▶ **AIM OF THE EXERCISE**
The entire listing is to be repeated verbatim.
◆ ◆ ◆ ◆
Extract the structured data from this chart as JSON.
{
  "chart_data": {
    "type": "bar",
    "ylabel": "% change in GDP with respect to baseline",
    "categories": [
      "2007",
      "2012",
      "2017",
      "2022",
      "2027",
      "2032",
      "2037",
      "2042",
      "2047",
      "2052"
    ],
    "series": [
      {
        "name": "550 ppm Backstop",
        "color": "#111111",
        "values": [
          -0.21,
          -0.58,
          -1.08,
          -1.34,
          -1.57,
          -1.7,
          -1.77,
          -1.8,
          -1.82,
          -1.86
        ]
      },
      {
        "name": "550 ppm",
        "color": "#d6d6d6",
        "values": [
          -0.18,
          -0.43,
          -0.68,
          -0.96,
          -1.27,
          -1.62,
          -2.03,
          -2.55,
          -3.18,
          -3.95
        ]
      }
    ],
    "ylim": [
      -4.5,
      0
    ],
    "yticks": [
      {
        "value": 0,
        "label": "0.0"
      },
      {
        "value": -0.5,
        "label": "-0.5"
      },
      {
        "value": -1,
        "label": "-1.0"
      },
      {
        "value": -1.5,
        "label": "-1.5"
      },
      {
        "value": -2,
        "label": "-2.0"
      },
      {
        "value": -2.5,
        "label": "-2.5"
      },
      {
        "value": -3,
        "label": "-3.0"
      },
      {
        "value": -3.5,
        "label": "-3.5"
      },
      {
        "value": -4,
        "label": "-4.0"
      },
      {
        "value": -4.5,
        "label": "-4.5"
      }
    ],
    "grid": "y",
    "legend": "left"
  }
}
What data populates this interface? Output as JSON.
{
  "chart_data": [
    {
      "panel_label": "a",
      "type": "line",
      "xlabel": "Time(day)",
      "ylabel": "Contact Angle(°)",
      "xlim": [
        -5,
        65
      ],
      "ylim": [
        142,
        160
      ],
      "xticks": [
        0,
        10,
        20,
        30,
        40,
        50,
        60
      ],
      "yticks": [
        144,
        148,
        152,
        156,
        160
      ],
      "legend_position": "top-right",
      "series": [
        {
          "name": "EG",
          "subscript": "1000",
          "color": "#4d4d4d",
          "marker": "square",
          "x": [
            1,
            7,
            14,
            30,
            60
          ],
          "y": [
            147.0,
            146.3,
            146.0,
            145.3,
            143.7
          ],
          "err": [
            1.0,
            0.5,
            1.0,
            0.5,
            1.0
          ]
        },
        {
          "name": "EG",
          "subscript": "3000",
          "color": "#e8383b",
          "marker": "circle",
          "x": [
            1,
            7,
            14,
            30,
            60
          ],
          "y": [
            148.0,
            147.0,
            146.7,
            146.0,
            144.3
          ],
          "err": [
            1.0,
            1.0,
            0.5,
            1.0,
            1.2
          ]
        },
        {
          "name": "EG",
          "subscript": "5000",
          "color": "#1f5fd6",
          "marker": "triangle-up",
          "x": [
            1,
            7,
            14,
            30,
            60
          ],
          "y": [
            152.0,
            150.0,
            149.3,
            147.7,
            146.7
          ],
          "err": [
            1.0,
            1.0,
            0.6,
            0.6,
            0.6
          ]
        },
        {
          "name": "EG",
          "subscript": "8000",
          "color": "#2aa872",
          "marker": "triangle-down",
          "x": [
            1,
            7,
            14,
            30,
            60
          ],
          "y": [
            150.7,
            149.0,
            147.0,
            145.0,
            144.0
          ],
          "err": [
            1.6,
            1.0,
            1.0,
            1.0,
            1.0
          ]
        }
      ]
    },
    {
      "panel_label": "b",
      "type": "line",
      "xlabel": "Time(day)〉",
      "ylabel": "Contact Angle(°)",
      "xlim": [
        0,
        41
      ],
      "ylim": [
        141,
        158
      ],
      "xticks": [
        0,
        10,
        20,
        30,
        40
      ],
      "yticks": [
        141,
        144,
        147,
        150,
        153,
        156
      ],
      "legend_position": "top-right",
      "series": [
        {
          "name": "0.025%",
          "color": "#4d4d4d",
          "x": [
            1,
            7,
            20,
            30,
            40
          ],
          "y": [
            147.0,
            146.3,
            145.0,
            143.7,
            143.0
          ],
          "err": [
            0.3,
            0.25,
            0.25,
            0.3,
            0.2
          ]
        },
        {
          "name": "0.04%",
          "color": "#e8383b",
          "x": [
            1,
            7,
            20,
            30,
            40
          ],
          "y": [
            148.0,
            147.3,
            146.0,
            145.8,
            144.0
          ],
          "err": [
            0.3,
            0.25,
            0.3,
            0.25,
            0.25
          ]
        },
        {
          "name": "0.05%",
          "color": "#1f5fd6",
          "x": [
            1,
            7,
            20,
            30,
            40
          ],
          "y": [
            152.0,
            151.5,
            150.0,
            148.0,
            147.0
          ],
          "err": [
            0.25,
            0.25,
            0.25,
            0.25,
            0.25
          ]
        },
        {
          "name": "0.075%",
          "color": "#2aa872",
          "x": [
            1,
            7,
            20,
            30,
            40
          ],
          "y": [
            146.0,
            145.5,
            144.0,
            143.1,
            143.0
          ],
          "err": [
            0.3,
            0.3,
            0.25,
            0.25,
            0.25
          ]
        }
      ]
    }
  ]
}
◆ ◆ ◆ ◆
▶ **CORRECT RESULT**
Extract the structured data from this chart as JSON.
{
  "chart_data": {
    "type": "bar",
    "ylabel": "% change in GDP with respect to baseline",
    "categories": [
      "2007",
      "2012",
      "2017",
      "2022",
      "2027",
      "2032",
      "2037",
      "2042",
      "2047",
      "2052"
    ],
    "series": [
      {
        "name": "550 ppm Backstop",
        "color": "#111111",
        "values": [
          -0.21,
          -0.58,
          -1.08,
          -1.34,
          -1.57,
          -1.7,
          -1.77,
          -1.8,
          -1.82,
          -1.86
        ]
      },
      {
        "name": "550 ppm",
        "color": "#d6d6d6",
        "values": [
          -0.18,
          -0.43,
          -0.68,
          -0.96,
          -1.27,
          -1.62,
          -2.03,
          -2.55,
          -3.18,
          -3.95
        ]
      }
    ],
    "ylim": [
      -4.5,
      0
    ],
    "yticks": [
      {
        "value": 0,
        "label": "0.0"
      },
      {
        "value": -0.5,
        "label": "-0.5"
      },
      {
        "value": -1,
        "label": "-1.0"
      },
      {
        "value": -1.5,
        "label": "-1.5"
      },
      {
        "value": -2,
        "label": "-2.0"
      },
      {
        "value": -2.5,
        "label": "-2.5"
      },
      {
        "value": -3,
        "label": "-3.0"
      },
      {
        "value": -3.5,
        "label": "-3.5"
      },
      {
        "value": -4,
        "label": "-4.0"
      },
      {
        "value": -4.5,
        "label": "-4.5"
      }
    ],
    "grid": "y",
    "legend": "left"
  }
}
What data populates this interface? Output as JSON.
{
  "chart_data": [
    {
      "panel_label": "a",
      "type": "line",
      "xlabel": "Time(day)",
      "ylabel": "Contact Angle(°)",
      "xlim": [
        -5,
        65
      ],
      "ylim": [
        142,
        160
      ],
      "xticks": [
        0,
        10,
        20,
        30,
        40,
        50,
        60
      ],
      "yticks": [
        144,
        148,
        152,
        156,
        160
      ],
      "legend_position": "top-right",
      "series": [
        {
          "name": "EG",
          "subscript": "1000",
          "color": "#4d4d4d",
          "marker": "square",
          "x": [
            1,
            7,
            14,
            30,
            60
          ],
          "y": [
            147.0,
            146.3,
            146.0,
            145.3,
            143.7
          ],
          "err": [
            1.0,
            0.5,
            1.0,
            0.5,
            1.0
          ]
        },
        {
          "name": "EG",
          "subscript": "3000",
          "color": "#e8383b",
          "marker": "circle",
          "x": [
            1,
            7,
            14,
            30,
            60
          ],
          "y": [
            148.0,
            147.0,
            146.7,
            146.0,
            144.3
          ],
          "err": [
            1.0,
            1.0,
            0.5,
            1.0,
            1.2
          ]
        },
        {
          "name": "EG",
          "subscript": "5000",
          "color": "#1f5fd6",
          "marker": "triangle-up",
          "x": [
            1,
            7,
            14,
            30,
            60
          ],
          "y": [
            152.0,
            150.0,
            149.3,
            147.7,
            146.7
          ],
          "err": [
            1.0,
            1.0,
            0.6,
            0.6,
            0.6
          ]
        },
        {
          "name": "EG",
          "subscript": "8000",
          "color": "#2aa872",
          "marker": "triangle-down",
          "x": [
            1,
            7,
            14,
            30,
            60
          ],
          "y": [
            150.7,
            149.0,
            147.0,
            145.0,
            144.0
          ],
          "err": [
            1.6,
            1.0,
            1.0,
            1.0,
            1.0
          ]
        }
      ]
    },
    {
      "panel_label": "b",
      "type": "line",
      "xlabel": "Time(day)〉",
      "ylabel": "Contact Angle(°)",
      "xlim": [
        0,
        41
      ],
      "ylim": [
        141,
        158
      ],
      "xticks": [
        0,
        10,
        20,
        30,
        40
      ],
      "yticks": [
        141,
        144,
        147,
        150,
        153,
        156
      ],
      "legend_position": "top-right",
      "series": [
        {
          "name": "0.025%",
          "color": "#4d4d4d",
          "x": [
            1,
            7,
            20,
            30,
            40
          ],
          "y": [
            147.0,
            146.3,
            145.0,
            143.7,
            143.0
          ],
          "err": [
            0.3,
            0.25,
            0.25,
            0.3,
            0.2
          ]
        },
        {
          "name": "0.04%",
          "color": "#e8383b",
          "x": [
            1,
            7,
            20,
            30,
            40
          ],
          "y": [
            148.0,
            147.3,
            146.0,
            145.8,
            144.0
          ],
          "err": [
            0.3,
            0.25,
            0.3,
            0.25,
            0.25
          ]
        },
        {
          "name": "0.05%",
          "color": "#1f5fd6",
          "x": [
            1,
            7,
            20,
            30,
            40
          ],
          "y": [
            152.0,
            151.5,
            150.0,
            148.0,
            147.0
          ],
          "err": [
            0.25,
            0.25,
            0.25,
            0.25,
            0.25
          ]
        },
        {
          "name": "0.075%",
          "color": "#2aa872",
          "x": [
            1,
            7,
            20,
            30,
            40
          ],
          "y": [
            146.0,
            145.5,
            144.0,
            143.1,
            143.0
          ],
          "err": [
            0.3,
            0.3,
            0.25,
            0.25,
            0.25
          ]
        }
      ]
    }
  ]
}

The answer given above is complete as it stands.